-- start Dataset records --

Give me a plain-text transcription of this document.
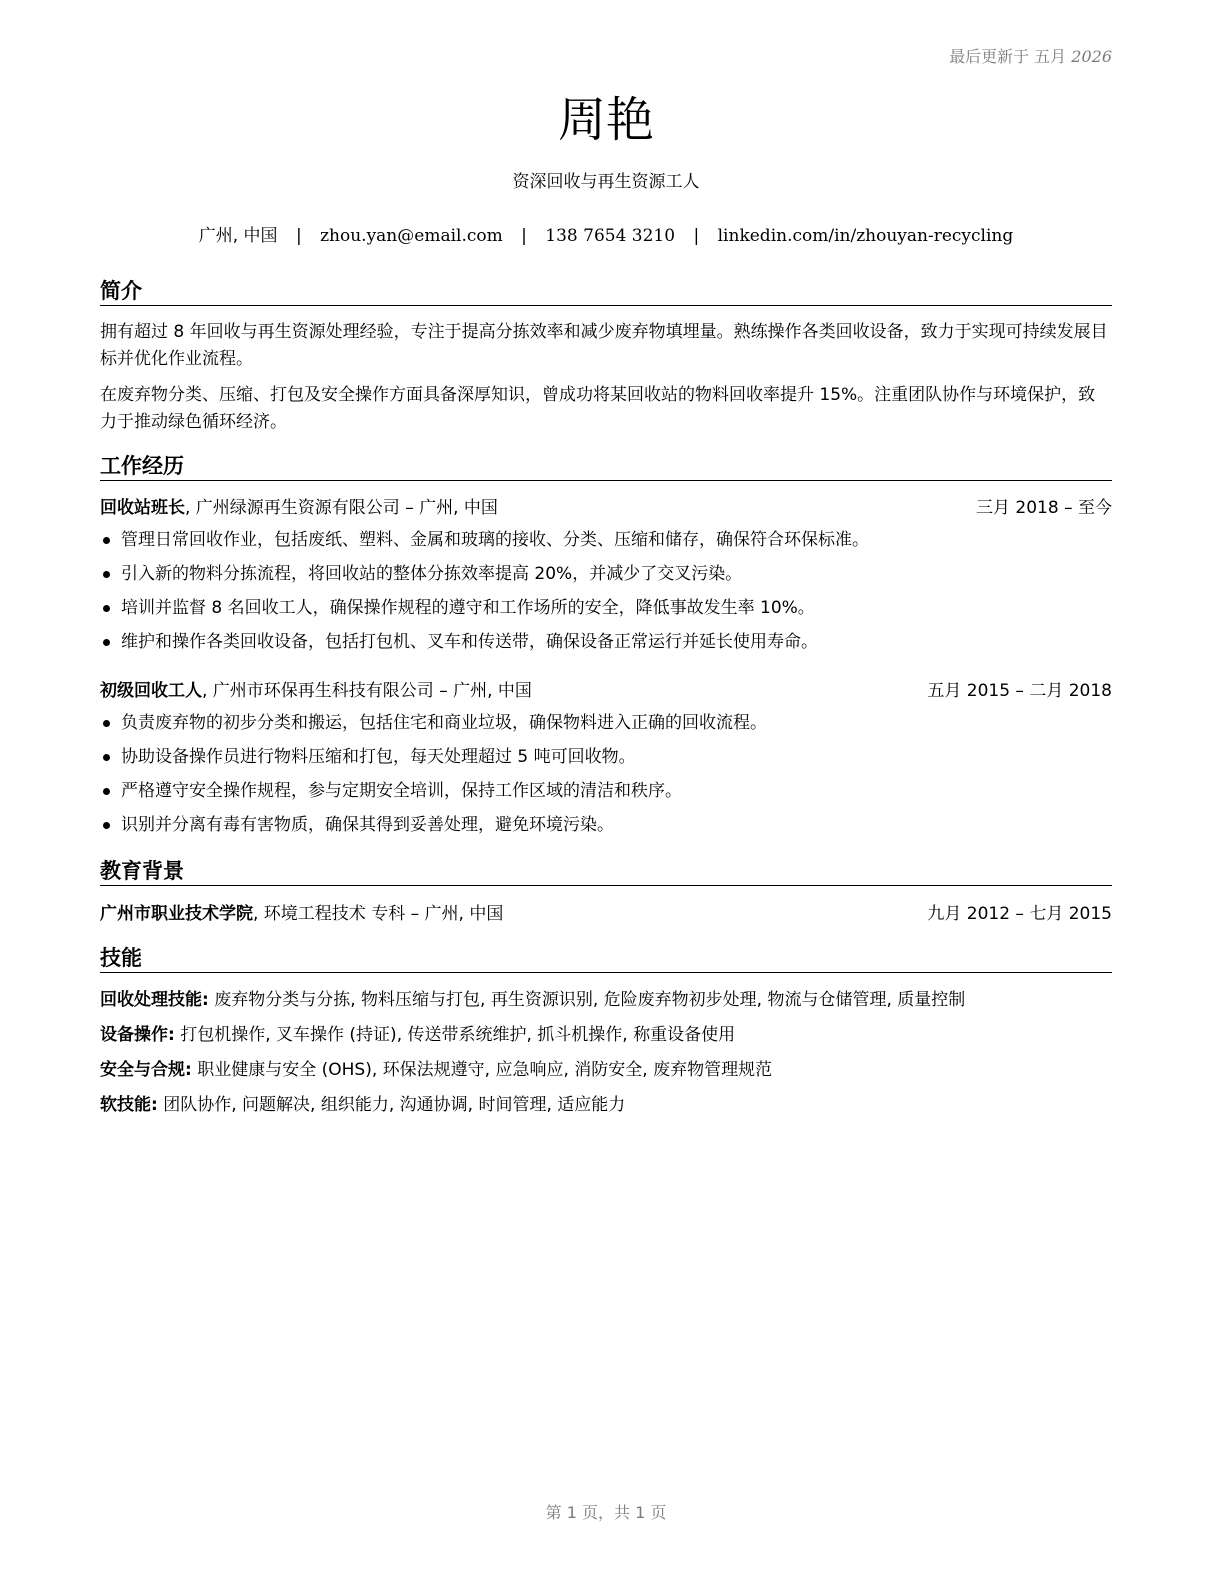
最后更新于 五月 2026
周艳
资深回收与再生资源工人
广州, 中国 | zhou.yan@email.com | 138 7654 3210 | linkedin.com/in/zhouyan-recycling
简介

拥有超过 8 年回收与再生资源处理经验，专注于提高分拣效率和减少废弃物填埋量。熟练操作各类回收设备，致力于实现可持续发展目标并优化作业流程。

在废弃物分类、压缩、打包及安全操作方面具备深厚知识，曾成功将某回收站的物料回收率提升 15%。注重团队协作与环境保护，致力于推动绿色循环经济。

工作经历
回收站班长, 广州绿源再生资源有限公司 – 广州, 中国	三月 2018 – 至今
管理日常回收作业，包括废纸、塑料、金属和玻璃的接收、分类、压缩和储存，确保符合环保标准。
引入新的物料分拣流程，将回收站的整体分拣效率提高 20%，并减少了交叉污染。
培训并监督 8 名回收工人，确保操作规程的遵守和工作场所的安全，降低事故发生率 10%。
维护和操作各类回收设备，包括打包机、叉车和传送带，确保设备正常运行并延长使用寿命。
初级回收工人, 广州市环保再生科技有限公司 – 广州, 中国	五月 2015 – 二月 2018
负责废弃物的初步分类和搬运，包括住宅和商业垃圾，确保物料进入正确的回收流程。
协助设备操作员进行物料压缩和打包，每天处理超过 5 吨可回收物。
严格遵守安全操作规程，参与定期安全培训，保持工作区域的清洁和秩序。
识别并分离有毒有害物质，确保其得到妥善处理，避免环境污染。
教育背景
广州市职业技术学院, 环境工程技术 专科 – 广州, 中国	九月 2012 – 七月 2015
技能
回收处理技能: 废弃物分类与分拣, 物料压缩与打包, 再生资源识别, 危险废弃物初步处理, 物流与仓储管理, 质量控制
设备操作: 打包机操作, 叉车操作 (持证), 传送带系统维护, 抓斗机操作, 称重设备使用
安全与合规: 职业健康与安全 (OHS), 环保法规遵守, 应急响应, 消防安全, 废弃物管理规范
软技能: 团队协作, 问题解决, 组织能力, 沟通协调, 时间管理, 适应能力
第 1 页，共 1 页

-- end Dataset records --

What you should do
Pictures are excluded; copy all other data exactly as shown.

Response to the task
Give me a plain-text transcription of this document.
最后更新于 五月 2026
周艳
资深回收与再生资源工人
广州, 中国 | zhou.yan@email.com | 138 7654 3210 | linkedin.com/in/zhouyan-recycling
简介

拥有超过 8 年回收与再生资源处理经验，专注于提高分拣效率和减少废弃物填埋量。熟练操作各类回收设备，致力于实现可持续发展目标并优化作业流程。

在废弃物分类、压缩、打包及安全操作方面具备深厚知识，曾成功将某回收站的物料回收率提升 15%。注重团队协作与环境保护，致力于推动绿色循环经济。

工作经历
回收站班长, 广州绿源再生资源有限公司 – 广州, 中国	三月 2018 – 至今
管理日常回收作业，包括废纸、塑料、金属和玻璃的接收、分类、压缩和储存，确保符合环保标准。
引入新的物料分拣流程，将回收站的整体分拣效率提高 20%，并减少了交叉污染。
培训并监督 8 名回收工人，确保操作规程的遵守和工作场所的安全，降低事故发生率 10%。
维护和操作各类回收设备，包括打包机、叉车和传送带，确保设备正常运行并延长使用寿命。
初级回收工人, 广州市环保再生科技有限公司 – 广州, 中国	五月 2015 – 二月 2018
负责废弃物的初步分类和搬运，包括住宅和商业垃圾，确保物料进入正确的回收流程。
协助设备操作员进行物料压缩和打包，每天处理超过 5 吨可回收物。
严格遵守安全操作规程，参与定期安全培训，保持工作区域的清洁和秩序。
识别并分离有毒有害物质，确保其得到妥善处理，避免环境污染。
教育背景
广州市职业技术学院, 环境工程技术 专科 – 广州, 中国	九月 2012 – 七月 2015
技能
回收处理技能: 废弃物分类与分拣, 物料压缩与打包, 再生资源识别, 危险废弃物初步处理, 物流与仓储管理, 质量控制
设备操作: 打包机操作, 叉车操作 (持证), 传送带系统维护, 抓斗机操作, 称重设备使用
安全与合规: 职业健康与安全 (OHS), 环保法规遵守, 应急响应, 消防安全, 废弃物管理规范
软技能: 团队协作, 问题解决, 组织能力, 沟通协调, 时间管理, 适应能力
第 1 页，共 1 页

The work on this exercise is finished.